PROBLEM TO WORK ON:
Write out every one of the lines below, changing nothing.

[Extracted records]
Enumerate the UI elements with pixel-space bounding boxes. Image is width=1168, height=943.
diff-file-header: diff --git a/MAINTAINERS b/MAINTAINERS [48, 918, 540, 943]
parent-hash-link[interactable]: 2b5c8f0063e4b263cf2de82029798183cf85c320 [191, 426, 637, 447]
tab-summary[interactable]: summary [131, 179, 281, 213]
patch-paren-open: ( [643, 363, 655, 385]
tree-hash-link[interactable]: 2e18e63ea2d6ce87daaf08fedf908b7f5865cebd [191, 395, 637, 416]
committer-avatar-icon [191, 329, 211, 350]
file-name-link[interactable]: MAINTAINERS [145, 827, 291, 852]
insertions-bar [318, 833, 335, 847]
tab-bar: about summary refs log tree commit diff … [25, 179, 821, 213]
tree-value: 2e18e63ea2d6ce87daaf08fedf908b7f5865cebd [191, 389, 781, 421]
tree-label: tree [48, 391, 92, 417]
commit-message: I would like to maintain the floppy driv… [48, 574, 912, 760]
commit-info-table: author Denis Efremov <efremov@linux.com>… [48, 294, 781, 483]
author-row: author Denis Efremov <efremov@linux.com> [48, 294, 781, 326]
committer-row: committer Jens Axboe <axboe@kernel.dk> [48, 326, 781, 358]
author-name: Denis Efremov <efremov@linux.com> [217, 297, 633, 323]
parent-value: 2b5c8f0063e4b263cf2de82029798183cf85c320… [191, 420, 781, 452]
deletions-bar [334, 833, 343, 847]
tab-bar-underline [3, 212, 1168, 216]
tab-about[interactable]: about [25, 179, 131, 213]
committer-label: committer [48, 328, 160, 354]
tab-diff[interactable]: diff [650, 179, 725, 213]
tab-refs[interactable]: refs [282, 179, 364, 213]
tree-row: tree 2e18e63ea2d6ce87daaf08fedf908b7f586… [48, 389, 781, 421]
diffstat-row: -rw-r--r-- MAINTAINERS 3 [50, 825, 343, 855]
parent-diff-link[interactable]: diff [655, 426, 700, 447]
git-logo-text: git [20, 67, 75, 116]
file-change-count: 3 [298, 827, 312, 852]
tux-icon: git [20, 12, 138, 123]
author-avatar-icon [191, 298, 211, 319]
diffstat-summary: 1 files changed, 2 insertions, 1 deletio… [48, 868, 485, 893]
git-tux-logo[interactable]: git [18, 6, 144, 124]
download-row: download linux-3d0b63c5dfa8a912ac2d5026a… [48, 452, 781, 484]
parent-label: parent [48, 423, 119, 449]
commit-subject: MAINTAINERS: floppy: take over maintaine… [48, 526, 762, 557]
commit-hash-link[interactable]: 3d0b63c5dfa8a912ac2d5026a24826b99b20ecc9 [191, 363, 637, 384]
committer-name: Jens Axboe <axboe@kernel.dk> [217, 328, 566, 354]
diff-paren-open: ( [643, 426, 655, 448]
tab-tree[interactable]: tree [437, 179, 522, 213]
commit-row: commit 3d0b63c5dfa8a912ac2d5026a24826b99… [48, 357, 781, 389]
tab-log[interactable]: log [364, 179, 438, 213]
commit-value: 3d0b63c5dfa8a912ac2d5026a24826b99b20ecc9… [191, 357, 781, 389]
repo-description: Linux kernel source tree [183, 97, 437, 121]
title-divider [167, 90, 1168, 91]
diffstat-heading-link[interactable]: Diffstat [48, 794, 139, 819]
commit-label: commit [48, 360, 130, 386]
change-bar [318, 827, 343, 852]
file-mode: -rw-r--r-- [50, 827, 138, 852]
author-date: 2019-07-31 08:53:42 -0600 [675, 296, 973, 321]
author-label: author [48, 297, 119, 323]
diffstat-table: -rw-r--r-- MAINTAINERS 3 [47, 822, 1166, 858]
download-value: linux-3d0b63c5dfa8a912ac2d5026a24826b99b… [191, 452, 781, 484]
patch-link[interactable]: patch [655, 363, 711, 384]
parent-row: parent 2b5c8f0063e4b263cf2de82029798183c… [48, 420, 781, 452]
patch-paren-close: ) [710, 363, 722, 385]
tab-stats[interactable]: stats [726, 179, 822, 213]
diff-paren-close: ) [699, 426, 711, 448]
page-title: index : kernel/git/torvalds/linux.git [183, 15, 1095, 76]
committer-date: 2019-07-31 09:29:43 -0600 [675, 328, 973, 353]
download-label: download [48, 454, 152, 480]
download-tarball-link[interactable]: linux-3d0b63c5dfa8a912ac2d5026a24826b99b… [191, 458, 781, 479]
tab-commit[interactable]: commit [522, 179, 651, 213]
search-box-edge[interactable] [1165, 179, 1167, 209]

CORRECT RESPONSE:
Enumerate the UI elements with pixel-space bounding boxes. Image is width=1168, height=943.
diff-file-header: diff --git a/MAINTAINERS b/MAINTAINERS [48, 918, 540, 943]
parent-hash-link[interactable]: 2b5c8f0063e4b263cf2de82029798183cf85c320 [191, 426, 637, 447]
tab-summary[interactable]: summary [131, 179, 281, 213]
patch-paren-open: ( [643, 363, 655, 385]
tree-hash-link[interactable]: 2e18e63ea2d6ce87daaf08fedf908b7f5865cebd [191, 395, 637, 416]
committer-avatar-icon [191, 329, 211, 350]
file-name-link[interactable]: MAINTAINERS [145, 827, 291, 852]
insertions-bar [318, 833, 335, 847]
tab-bar: about summary refs log tree commit diff … [25, 179, 821, 213]
tree-value: 2e18e63ea2d6ce87daaf08fedf908b7f5865cebd [191, 389, 781, 421]
tree-label: tree [48, 391, 92, 417]
commit-message: I would like to maintain the floppy driv… [48, 574, 912, 760]
commit-info-table: author Denis Efremov <efremov@linux.com>… [48, 294, 781, 483]
author-row: author Denis Efremov <efremov@linux.com> [48, 294, 781, 326]
committer-row: committer Jens Axboe <axboe@kernel.dk> [48, 326, 781, 358]
author-name: Denis Efremov <efremov@linux.com> [217, 297, 633, 323]
parent-value: 2b5c8f0063e4b263cf2de82029798183cf85c320… [191, 420, 781, 452]
deletions-bar [334, 833, 343, 847]
tab-bar-underline [3, 212, 1168, 216]
tab-about[interactable]: about [25, 179, 131, 213]
committer-label: committer [48, 328, 160, 354]
tab-diff[interactable]: diff [650, 179, 725, 213]
tab-refs[interactable]: refs [282, 179, 364, 213]
tree-row: tree 2e18e63ea2d6ce87daaf08fedf908b7f586… [48, 389, 781, 421]
diffstat-row: -rw-r--r-- MAINTAINERS 3 [50, 825, 343, 855]
parent-diff-link[interactable]: diff [655, 426, 700, 447]
git-logo-text: git [20, 67, 75, 116]
file-change-count: 3 [298, 827, 312, 852]
tux-icon: git [20, 12, 138, 123]
author-avatar-icon [191, 298, 211, 319]
diffstat-summary: 1 files changed, 2 insertions, 1 deletio… [48, 868, 485, 893]
git-tux-logo[interactable]: git [18, 6, 144, 124]
download-row: download linux-3d0b63c5dfa8a912ac2d5026a… [48, 452, 781, 484]
parent-label: parent [48, 423, 119, 449]
commit-subject: MAINTAINERS: floppy: take over maintaine… [48, 526, 762, 557]
commit-hash-link[interactable]: 3d0b63c5dfa8a912ac2d5026a24826b99b20ecc9 [191, 363, 637, 384]
committer-name: Jens Axboe <axboe@kernel.dk> [217, 328, 566, 354]
diff-paren-open: ( [643, 426, 655, 448]
tab-tree[interactable]: tree [437, 179, 522, 213]
commit-row: commit 3d0b63c5dfa8a912ac2d5026a24826b99… [48, 357, 781, 389]
tab-log[interactable]: log [364, 179, 438, 213]
commit-value: 3d0b63c5dfa8a912ac2d5026a24826b99b20ecc9… [191, 357, 781, 389]
repo-description: Linux kernel source tree [183, 97, 437, 121]
title-divider [167, 90, 1168, 91]
diffstat-heading-link[interactable]: Diffstat [48, 794, 139, 819]
commit-label: commit [48, 360, 130, 386]
change-bar [318, 827, 343, 852]
file-mode: -rw-r--r-- [50, 827, 138, 852]
author-date: 2019-07-31 08:53:42 -0600 [675, 296, 973, 321]
author-label: author [48, 297, 119, 323]
diffstat-table: -rw-r--r-- MAINTAINERS 3 [47, 822, 1166, 858]
download-value: linux-3d0b63c5dfa8a912ac2d5026a24826b99b… [191, 452, 781, 484]
patch-link[interactable]: patch [655, 363, 711, 384]
parent-row: parent 2b5c8f0063e4b263cf2de82029798183c… [48, 420, 781, 452]
patch-paren-close: ) [710, 363, 722, 385]
tab-stats[interactable]: stats [726, 179, 822, 213]
diff-paren-close: ) [699, 426, 711, 448]
page-title: index : kernel/git/torvalds/linux.git [183, 15, 1095, 76]
committer-date: 2019-07-31 09:29:43 -0600 [675, 328, 973, 353]
download-label: download [48, 454, 152, 480]
download-tarball-link[interactable]: linux-3d0b63c5dfa8a912ac2d5026a24826b99b… [191, 458, 781, 479]
tab-commit[interactable]: commit [522, 179, 651, 213]
search-box-edge[interactable] [1165, 179, 1167, 209]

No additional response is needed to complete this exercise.